__WORK REQUIRED__: Which lines below hold the word "συλλαβίζεται"? Report each one.

[GIVEN ENTRIES start]

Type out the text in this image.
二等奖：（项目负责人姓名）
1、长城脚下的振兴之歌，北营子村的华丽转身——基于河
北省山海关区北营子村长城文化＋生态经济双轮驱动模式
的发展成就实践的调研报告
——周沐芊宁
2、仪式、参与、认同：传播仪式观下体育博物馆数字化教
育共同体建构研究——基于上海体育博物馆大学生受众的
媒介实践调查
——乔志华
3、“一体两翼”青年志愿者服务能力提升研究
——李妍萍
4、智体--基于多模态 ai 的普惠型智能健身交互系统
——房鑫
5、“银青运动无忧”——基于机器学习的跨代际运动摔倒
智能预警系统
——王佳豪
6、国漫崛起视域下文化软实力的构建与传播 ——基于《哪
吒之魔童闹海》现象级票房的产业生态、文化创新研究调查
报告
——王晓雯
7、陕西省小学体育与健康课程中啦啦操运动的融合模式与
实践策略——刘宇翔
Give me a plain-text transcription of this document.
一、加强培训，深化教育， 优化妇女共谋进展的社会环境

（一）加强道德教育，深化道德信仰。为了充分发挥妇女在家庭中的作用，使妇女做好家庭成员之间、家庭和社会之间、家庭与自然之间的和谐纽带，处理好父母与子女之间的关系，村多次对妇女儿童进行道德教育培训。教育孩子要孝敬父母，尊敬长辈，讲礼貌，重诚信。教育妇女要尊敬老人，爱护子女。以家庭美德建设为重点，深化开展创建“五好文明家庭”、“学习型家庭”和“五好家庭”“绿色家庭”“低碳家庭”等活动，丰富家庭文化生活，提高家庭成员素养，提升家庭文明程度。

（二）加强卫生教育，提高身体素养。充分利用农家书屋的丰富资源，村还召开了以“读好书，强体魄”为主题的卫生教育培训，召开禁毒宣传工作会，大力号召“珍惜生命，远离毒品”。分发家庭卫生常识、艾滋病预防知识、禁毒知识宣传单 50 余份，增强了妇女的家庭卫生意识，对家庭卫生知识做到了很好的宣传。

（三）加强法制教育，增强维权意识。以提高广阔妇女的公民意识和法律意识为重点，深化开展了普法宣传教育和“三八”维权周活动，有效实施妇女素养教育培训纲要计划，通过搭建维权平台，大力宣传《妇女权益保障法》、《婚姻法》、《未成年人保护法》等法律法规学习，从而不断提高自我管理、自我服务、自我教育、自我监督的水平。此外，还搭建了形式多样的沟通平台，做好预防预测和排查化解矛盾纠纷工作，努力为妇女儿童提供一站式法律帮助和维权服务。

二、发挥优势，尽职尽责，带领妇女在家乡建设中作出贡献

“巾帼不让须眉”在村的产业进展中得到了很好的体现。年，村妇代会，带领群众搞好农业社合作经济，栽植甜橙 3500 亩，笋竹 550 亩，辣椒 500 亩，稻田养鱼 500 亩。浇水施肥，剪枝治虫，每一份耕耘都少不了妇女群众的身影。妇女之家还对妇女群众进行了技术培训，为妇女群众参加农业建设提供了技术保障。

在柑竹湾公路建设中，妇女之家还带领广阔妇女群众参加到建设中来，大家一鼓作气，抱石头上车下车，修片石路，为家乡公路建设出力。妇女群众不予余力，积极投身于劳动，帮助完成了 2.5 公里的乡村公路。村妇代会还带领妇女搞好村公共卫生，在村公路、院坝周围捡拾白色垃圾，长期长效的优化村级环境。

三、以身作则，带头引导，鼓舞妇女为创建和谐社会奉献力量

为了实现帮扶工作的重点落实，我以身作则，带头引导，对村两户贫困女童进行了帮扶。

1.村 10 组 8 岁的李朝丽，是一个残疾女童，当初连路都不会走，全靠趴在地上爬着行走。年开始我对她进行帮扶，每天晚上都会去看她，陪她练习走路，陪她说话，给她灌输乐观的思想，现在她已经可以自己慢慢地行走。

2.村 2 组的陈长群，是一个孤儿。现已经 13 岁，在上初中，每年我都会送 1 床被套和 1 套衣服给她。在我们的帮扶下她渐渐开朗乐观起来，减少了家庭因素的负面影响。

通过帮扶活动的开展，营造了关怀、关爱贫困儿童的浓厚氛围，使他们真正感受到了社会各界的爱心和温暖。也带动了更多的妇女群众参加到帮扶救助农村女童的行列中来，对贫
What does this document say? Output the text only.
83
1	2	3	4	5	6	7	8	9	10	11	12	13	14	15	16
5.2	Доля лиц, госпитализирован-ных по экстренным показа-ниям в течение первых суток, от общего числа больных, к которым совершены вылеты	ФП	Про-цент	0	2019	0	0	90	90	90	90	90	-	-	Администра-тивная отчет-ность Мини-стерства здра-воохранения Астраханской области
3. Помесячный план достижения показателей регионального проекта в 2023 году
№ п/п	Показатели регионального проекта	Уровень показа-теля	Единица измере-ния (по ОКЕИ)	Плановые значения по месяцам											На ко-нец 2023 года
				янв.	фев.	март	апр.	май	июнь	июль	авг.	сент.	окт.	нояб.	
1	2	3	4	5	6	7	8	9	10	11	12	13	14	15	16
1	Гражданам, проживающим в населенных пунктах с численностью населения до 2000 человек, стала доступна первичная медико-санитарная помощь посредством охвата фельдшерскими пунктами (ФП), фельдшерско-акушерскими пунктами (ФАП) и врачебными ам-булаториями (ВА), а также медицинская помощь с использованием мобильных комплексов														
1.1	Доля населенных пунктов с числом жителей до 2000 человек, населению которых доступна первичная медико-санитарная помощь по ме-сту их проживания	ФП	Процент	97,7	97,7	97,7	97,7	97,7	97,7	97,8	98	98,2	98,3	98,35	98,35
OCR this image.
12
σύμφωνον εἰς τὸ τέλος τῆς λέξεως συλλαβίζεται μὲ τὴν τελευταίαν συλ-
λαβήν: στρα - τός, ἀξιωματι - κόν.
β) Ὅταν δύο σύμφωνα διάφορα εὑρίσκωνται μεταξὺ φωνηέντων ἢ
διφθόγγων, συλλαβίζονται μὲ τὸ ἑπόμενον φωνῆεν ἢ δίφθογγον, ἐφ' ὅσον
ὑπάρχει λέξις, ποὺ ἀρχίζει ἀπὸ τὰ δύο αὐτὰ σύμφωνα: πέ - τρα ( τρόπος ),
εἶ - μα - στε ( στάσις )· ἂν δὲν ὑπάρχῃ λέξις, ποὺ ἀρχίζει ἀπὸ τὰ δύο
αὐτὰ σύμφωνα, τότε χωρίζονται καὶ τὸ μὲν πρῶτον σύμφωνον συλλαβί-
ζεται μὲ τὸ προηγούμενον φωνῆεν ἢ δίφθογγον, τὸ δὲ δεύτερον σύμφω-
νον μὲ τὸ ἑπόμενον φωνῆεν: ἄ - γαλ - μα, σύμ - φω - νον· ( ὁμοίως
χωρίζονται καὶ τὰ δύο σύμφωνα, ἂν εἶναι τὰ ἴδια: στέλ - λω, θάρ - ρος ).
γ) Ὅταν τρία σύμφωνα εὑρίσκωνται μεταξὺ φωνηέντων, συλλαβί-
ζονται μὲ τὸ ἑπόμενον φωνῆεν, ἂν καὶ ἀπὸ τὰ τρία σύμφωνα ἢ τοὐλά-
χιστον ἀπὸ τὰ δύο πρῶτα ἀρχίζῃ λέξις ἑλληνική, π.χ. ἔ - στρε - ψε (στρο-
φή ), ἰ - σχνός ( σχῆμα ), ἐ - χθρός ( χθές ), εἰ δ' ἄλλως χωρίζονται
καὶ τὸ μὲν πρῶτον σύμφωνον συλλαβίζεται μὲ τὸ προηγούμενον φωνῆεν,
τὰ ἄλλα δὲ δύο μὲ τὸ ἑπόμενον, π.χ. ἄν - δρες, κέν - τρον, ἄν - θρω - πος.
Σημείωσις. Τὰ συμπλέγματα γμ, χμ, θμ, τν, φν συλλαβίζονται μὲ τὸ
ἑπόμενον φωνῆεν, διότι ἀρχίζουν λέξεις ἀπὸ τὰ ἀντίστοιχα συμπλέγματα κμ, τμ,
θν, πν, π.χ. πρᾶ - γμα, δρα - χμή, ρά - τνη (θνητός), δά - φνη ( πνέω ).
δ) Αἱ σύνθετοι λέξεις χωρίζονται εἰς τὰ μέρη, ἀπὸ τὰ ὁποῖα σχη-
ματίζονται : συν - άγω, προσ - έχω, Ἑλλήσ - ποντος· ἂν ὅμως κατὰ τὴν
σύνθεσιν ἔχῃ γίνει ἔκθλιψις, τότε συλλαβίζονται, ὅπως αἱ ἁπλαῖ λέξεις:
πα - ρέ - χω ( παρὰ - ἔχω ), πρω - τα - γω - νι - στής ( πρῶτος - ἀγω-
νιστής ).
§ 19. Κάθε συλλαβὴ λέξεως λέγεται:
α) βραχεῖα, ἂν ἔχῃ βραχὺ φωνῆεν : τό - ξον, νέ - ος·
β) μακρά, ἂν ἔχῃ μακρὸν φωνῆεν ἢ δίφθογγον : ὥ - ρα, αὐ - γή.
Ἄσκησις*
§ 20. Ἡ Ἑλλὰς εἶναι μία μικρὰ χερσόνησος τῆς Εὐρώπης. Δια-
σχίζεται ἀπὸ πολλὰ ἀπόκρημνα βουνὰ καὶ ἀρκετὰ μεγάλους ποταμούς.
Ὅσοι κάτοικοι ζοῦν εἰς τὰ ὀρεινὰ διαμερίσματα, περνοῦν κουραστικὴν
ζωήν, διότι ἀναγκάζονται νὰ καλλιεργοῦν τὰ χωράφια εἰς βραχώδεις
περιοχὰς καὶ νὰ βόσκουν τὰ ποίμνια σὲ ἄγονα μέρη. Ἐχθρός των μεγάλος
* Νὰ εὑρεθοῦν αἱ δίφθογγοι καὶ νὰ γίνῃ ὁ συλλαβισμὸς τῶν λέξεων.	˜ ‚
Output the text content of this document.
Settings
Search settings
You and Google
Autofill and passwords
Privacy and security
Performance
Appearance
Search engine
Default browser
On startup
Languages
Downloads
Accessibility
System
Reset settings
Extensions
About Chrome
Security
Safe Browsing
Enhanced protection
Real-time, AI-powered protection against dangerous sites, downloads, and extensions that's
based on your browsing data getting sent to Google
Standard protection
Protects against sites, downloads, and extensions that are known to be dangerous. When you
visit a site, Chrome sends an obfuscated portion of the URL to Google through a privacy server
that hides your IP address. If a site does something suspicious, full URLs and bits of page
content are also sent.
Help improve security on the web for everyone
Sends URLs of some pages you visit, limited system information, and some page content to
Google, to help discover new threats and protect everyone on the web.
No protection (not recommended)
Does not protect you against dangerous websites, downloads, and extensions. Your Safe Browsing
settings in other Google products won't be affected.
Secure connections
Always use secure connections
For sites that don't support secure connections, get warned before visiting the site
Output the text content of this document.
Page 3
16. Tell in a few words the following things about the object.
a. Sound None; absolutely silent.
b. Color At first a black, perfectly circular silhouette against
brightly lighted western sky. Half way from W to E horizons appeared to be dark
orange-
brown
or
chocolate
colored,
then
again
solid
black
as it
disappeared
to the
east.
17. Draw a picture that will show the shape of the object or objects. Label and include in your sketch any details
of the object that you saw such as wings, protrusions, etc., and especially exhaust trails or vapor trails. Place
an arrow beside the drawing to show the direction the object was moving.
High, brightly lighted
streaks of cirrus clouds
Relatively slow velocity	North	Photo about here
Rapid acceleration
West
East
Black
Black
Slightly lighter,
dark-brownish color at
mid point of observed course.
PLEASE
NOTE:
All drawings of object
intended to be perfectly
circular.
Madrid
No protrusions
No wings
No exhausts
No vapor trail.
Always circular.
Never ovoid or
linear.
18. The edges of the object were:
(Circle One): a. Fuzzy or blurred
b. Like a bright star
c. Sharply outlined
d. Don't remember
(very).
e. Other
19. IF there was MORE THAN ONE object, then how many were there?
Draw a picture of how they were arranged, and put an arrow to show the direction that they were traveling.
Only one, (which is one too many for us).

[GIVEN ENTRIES end]

__EXERCISE OUTPUT__:
σύμφωνον εἰς τὸ τέλος τῆς λέξεως συλλαβίζεται μὲ τὴν τελευταίαν συλ-
καὶ τὸ μὲν πρῶτον σύμφωνον συλλαβίζεται μὲ τὸ προηγούμενον φωνῆεν,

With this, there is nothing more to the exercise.